╔══
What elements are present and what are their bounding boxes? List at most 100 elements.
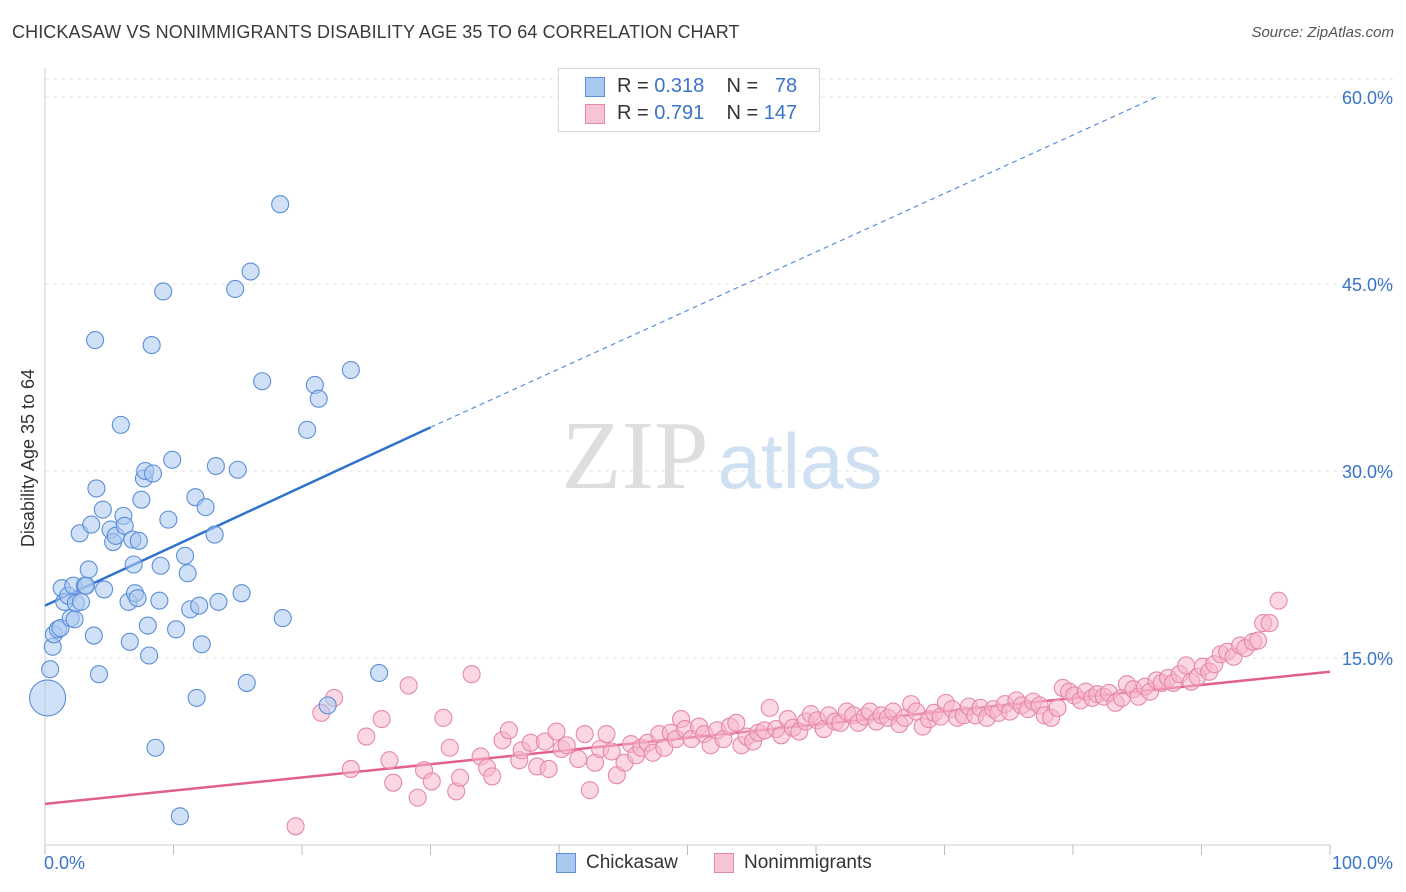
chickasaw-point xyxy=(205,525,224,544)
chickasaw-point xyxy=(29,679,67,717)
legend-n-label: N = xyxy=(726,75,764,97)
chickasaw-point xyxy=(140,646,159,665)
chickasaw-point xyxy=(206,456,225,476)
chickasaw-point xyxy=(228,460,247,479)
nonimmigrants-point xyxy=(547,722,566,741)
chickasaw-point xyxy=(190,596,209,615)
chickasaw-point xyxy=(318,696,337,715)
chickasaw-point xyxy=(111,415,130,434)
chickasaw-point xyxy=(154,282,173,301)
nonimmigrants-point xyxy=(580,781,599,800)
chickasaw-point xyxy=(241,262,260,281)
chickasaw-point xyxy=(192,635,211,654)
nonimmigrants-point xyxy=(499,721,518,740)
chickasaw-point xyxy=(253,372,272,391)
chickasaw-point xyxy=(79,560,98,579)
chickasaw-point xyxy=(65,610,84,629)
chickasaw-point xyxy=(142,336,161,355)
nonimmigrants-point xyxy=(384,773,403,792)
chickasaw-point xyxy=(93,500,112,519)
chickasaw-point xyxy=(143,464,162,483)
chickasaw-point xyxy=(115,516,134,535)
legend-swatch-nonimmigrants xyxy=(585,104,605,124)
chickasaw-point xyxy=(146,738,165,757)
nonimmigrants-point xyxy=(408,788,427,807)
axis-labels: 15.0% 30.0% 45.0% 60.0% 0.0% 100.0% Disability… xyxy=(18,88,1393,873)
grid-lines xyxy=(45,78,1395,659)
nonimmigrants-point xyxy=(440,738,459,757)
watermark-zip: ZIP xyxy=(562,402,709,510)
nonimmigrants-point xyxy=(575,724,594,744)
nonimmigrants-point xyxy=(372,710,391,729)
nonimmigrants-point xyxy=(1260,614,1279,633)
data-points xyxy=(29,195,1288,836)
bottom-legend-label-nonimmigrants: Nonimmigrants xyxy=(744,852,872,873)
nonimmigrants-point xyxy=(1048,698,1067,717)
chickasaw-point xyxy=(41,660,60,679)
source-label: Source: ZipAtlas.com xyxy=(1251,24,1394,41)
correlation-legend: R = 0.318 N = 78 R = 0.791 N = 147 xyxy=(558,68,820,132)
nonimmigrants-point xyxy=(434,708,453,727)
chickasaw-point xyxy=(196,498,215,517)
nonimmigrants-point xyxy=(341,759,360,779)
y-tick-label: 15.0% xyxy=(1342,649,1393,669)
nonimmigrants-point xyxy=(602,742,621,761)
legend-r-label: R = xyxy=(617,102,655,124)
chickasaw-point xyxy=(82,515,101,534)
nonimmigrants-point xyxy=(557,736,576,755)
chickasaw-point xyxy=(226,279,245,299)
chickasaw-point xyxy=(187,688,206,707)
chickasaw-point xyxy=(370,663,389,683)
chickasaw-point xyxy=(151,556,170,575)
watermark: ZIP atlas xyxy=(562,402,883,510)
nonimmigrants-point xyxy=(535,732,554,751)
chickasaw-point xyxy=(129,531,148,550)
chickasaw-point xyxy=(71,592,91,611)
chickasaw-point xyxy=(77,576,96,595)
chickasaw-point xyxy=(170,807,189,826)
nonimmigrants-point xyxy=(462,665,481,684)
watermark-atlas: atlas xyxy=(718,417,883,505)
chickasaw-point xyxy=(84,626,103,645)
nonimmigrants-point xyxy=(727,713,746,732)
chickasaw-point xyxy=(132,490,151,509)
legend-r-value: 0.318 xyxy=(654,75,705,97)
chickasaw-point xyxy=(273,609,292,628)
legend-r-value: 0.791 xyxy=(654,102,705,124)
chickasaw-point xyxy=(232,584,251,603)
legend-n-value: 78 xyxy=(774,75,798,97)
chickasaw-point xyxy=(87,479,106,498)
chickasaw-trend-line xyxy=(44,426,432,607)
chickasaw-point xyxy=(128,589,147,608)
chickasaw-point xyxy=(124,555,143,574)
nonimmigrants-point xyxy=(760,698,779,717)
chickasaw-point xyxy=(159,510,178,529)
nonimmigrants-point xyxy=(380,751,399,770)
nonimmigrants-point xyxy=(286,817,305,836)
nonimmigrants-point xyxy=(597,724,616,744)
chickasaw-point xyxy=(209,592,228,611)
chickasaw-point xyxy=(138,616,157,635)
nonimmigrants-point xyxy=(483,767,502,786)
legend-swatch-chickasaw xyxy=(585,77,605,97)
chickasaw-point xyxy=(176,546,195,565)
chickasaw-point xyxy=(167,620,186,639)
nonimmigrants-point xyxy=(569,749,588,769)
x-tick-label: 100.0% xyxy=(1332,853,1393,873)
bottom-legend-label-chickasaw: Chickasaw xyxy=(586,852,678,873)
nonimmigrants-point xyxy=(357,727,376,746)
chart-title: CHICKASAW VS NONIMMIGRANTS DISABILITY AG… xyxy=(12,22,740,42)
nonimmigrants-point xyxy=(1269,591,1288,610)
chickasaw-trend-extension xyxy=(430,96,1157,428)
chickasaw-point xyxy=(95,580,114,599)
chickasaw-point xyxy=(120,632,139,651)
legend-r-label: R = xyxy=(617,75,655,97)
chickasaw-point xyxy=(163,450,182,469)
nonimmigrants-point xyxy=(451,768,470,787)
legend-n-value: 147 xyxy=(763,102,798,124)
bottom-legend-swatch-chickasaw xyxy=(556,853,576,873)
bottom-legend-swatch-nonimmigrants xyxy=(714,853,734,873)
chickasaw-point xyxy=(237,673,256,692)
nonimmigrants-point xyxy=(399,676,418,695)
╚══
» **Requirements**
Convert all of the material above into a Markdown table with the columns "Row" and "Material line," putting a row number in the first column and one line in the second. Omit blank lines and pictures.

» **Solution**
| Row | Material line |
|---|---|
| 1 | What elements are present and what are their bounding boxes? List at most 100 elements. |
| 2 | chickasaw-point xyxy=(205,525,224,544) |
| 3 | chickasaw-point xyxy=(29,679,67,717) |
| 4 | legend-n-label: N = xyxy=(726,75,764,97) |
| 5 | chickasaw-point xyxy=(140,646,159,665) |
| 6 | chickasaw-point xyxy=(206,456,225,476) |
| 7 | chickasaw-point xyxy=(228,460,247,479) |
| 8 | nonimmigrants-point xyxy=(547,722,566,741) |
| 9 | chickasaw-point xyxy=(190,596,209,615) |
| 10 | chickasaw-point xyxy=(318,696,337,715) |
| 11 | chickasaw-point xyxy=(111,415,130,434) |
| 12 | chickasaw-point xyxy=(154,282,173,301) |
| 13 | nonimmigrants-point xyxy=(580,781,599,800) |
| 14 | chickasaw-point xyxy=(241,262,260,281) |
| 15 | chickasaw-point xyxy=(192,635,211,654) |
| 16 | nonimmigrants-point xyxy=(499,721,518,740) |
| 17 | chickasaw-point xyxy=(253,372,272,391) |
| 18 | chickasaw-point xyxy=(79,560,98,579) |
| 19 | chickasaw-point xyxy=(65,610,84,629) |
| 20 | chickasaw-point xyxy=(142,336,161,355) |
| 21 | nonimmigrants-point xyxy=(384,773,403,792) |
| 22 | chickasaw-point xyxy=(93,500,112,519) |
| 23 | chickasaw-point xyxy=(143,464,162,483) |
| 24 | chickasaw-point xyxy=(115,516,134,535) |
| 25 | legend-swatch-nonimmigrants xyxy=(585,104,605,124) |
| 26 | chickasaw-point xyxy=(146,738,165,757) |
| 27 | nonimmigrants-point xyxy=(408,788,427,807) |
| 28 | axis-labels: 15.0% 30.0% 45.0% 60.0% 0.0% 100.0% Disability… xyxy=(18,88,1393,873) |
| 29 | grid-lines xyxy=(45,78,1395,659) |
| 30 | nonimmigrants-point xyxy=(440,738,459,757) |
| 31 | watermark-zip: ZIP xyxy=(562,402,709,510) |
| 32 | nonimmigrants-point xyxy=(575,724,594,744) |
| 33 | nonimmigrants-point xyxy=(372,710,391,729) |
| 34 | nonimmigrants-point xyxy=(1260,614,1279,633) |
| 35 | data-points xyxy=(29,195,1288,836) |
| 36 | bottom-legend-label-nonimmigrants: Nonimmigrants xyxy=(744,852,872,873) |
| 37 | nonimmigrants-point xyxy=(1048,698,1067,717) |
| 38 | chickasaw-point xyxy=(41,660,60,679) |
| 39 | source-label: Source: ZipAtlas.com xyxy=(1251,24,1394,41) |
| 40 | correlation-legend: R = 0.318 N = 78 R = 0.791 N = 147 xyxy=(558,68,820,132) |
| 41 | nonimmigrants-point xyxy=(434,708,453,727) |
| 42 | chickasaw-point xyxy=(196,498,215,517) |
| 43 | nonimmigrants-point xyxy=(341,759,360,779) |
| 44 | y-tick-label: 15.0% xyxy=(1342,649,1393,669) |
| 45 | nonimmigrants-point xyxy=(602,742,621,761) |
| 46 | legend-r-label: R = xyxy=(617,102,655,124) |
| 47 | chickasaw-point xyxy=(82,515,101,534) |
| 48 | nonimmigrants-point xyxy=(557,736,576,755) |
| 49 | chickasaw-point xyxy=(226,279,245,299) |
| 50 | chickasaw-point xyxy=(187,688,206,707) |
| 51 | chickasaw-point xyxy=(370,663,389,683) |
| 52 | chickasaw-point xyxy=(151,556,170,575) |
| 53 | watermark: ZIP atlas xyxy=(562,402,883,510) |
| 54 | nonimmigrants-point xyxy=(535,732,554,751) |
| 55 | chickasaw-point xyxy=(129,531,148,550) |
| 56 | chickasaw-point xyxy=(71,592,91,611) |
| 57 | chickasaw-point xyxy=(77,576,96,595) |
| 58 | chickasaw-point xyxy=(170,807,189,826) |
| 59 | nonimmigrants-point xyxy=(462,665,481,684) |
| 60 | watermark-atlas: atlas xyxy=(718,417,883,505) |
| 61 | chickasaw-point xyxy=(84,626,103,645) |
| 62 | nonimmigrants-point xyxy=(727,713,746,732) |
| 63 | chickasaw-point xyxy=(132,490,151,509) |
| 64 | legend-r-value: 0.318 xyxy=(654,75,705,97) |
| 65 | chickasaw-point xyxy=(273,609,292,628) |
| 66 | legend-r-value: 0.791 xyxy=(654,102,705,124) |
| 67 | chickasaw-point xyxy=(232,584,251,603) |
| 68 | legend-n-value: 78 xyxy=(774,75,798,97) |
| 69 | chickasaw-point xyxy=(87,479,106,498) |
| 70 | chickasaw-trend-line xyxy=(44,426,432,607) |
| 71 | chickasaw-point xyxy=(128,589,147,608) |
| 72 | chickasaw-point xyxy=(124,555,143,574) |
| 73 | nonimmigrants-point xyxy=(760,698,779,717) |
| 74 | chickasaw-point xyxy=(159,510,178,529) |
| 75 | nonimmigrants-point xyxy=(380,751,399,770) |
| 76 | nonimmigrants-point xyxy=(286,817,305,836) |
| 77 | nonimmigrants-point xyxy=(597,724,616,744) |
| 78 | chickasaw-point xyxy=(209,592,228,611) |
| 79 | chickasaw-point xyxy=(138,616,157,635) |
| 80 | nonimmigrants-point xyxy=(483,767,502,786) |
| 81 | legend-swatch-chickasaw xyxy=(585,77,605,97) |
| 82 | chickasaw-point xyxy=(176,546,195,565) |
| 83 | chickasaw-point xyxy=(167,620,186,639) |
| 84 | nonimmigrants-point xyxy=(569,749,588,769) |
| 85 | x-tick-label: 100.0% xyxy=(1332,853,1393,873) |
| 86 | bottom-legend-label-chickasaw: Chickasaw xyxy=(586,852,678,873) |
| 87 | nonimmigrants-point xyxy=(357,727,376,746) |
| 88 | chart-title: CHICKASAW VS NONIMMIGRANTS DISABILITY AG… xyxy=(12,22,740,42) |
| 89 | nonimmigrants-point xyxy=(1269,591,1288,610) |
| 90 | chickasaw-trend-extension xyxy=(430,96,1157,428) |
| 91 | chickasaw-point xyxy=(95,580,114,599) |
| 92 | chickasaw-point xyxy=(120,632,139,651) |
| 93 | legend-r-label: R = xyxy=(617,75,655,97) |
| 94 | chickasaw-point xyxy=(163,450,182,469) |
| 95 | nonimmigrants-point xyxy=(451,768,470,787) |
| 96 | legend-n-value: 147 xyxy=(763,102,798,124) |
| 97 | bottom-legend-swatch-chickasaw xyxy=(556,853,576,873) |
| 98 | bottom-legend-swatch-nonimmigrants xyxy=(714,853,734,873) |
| 99 | chickasaw-point xyxy=(237,673,256,692) |
| 100 | nonimmigrants-point xyxy=(399,676,418,695) |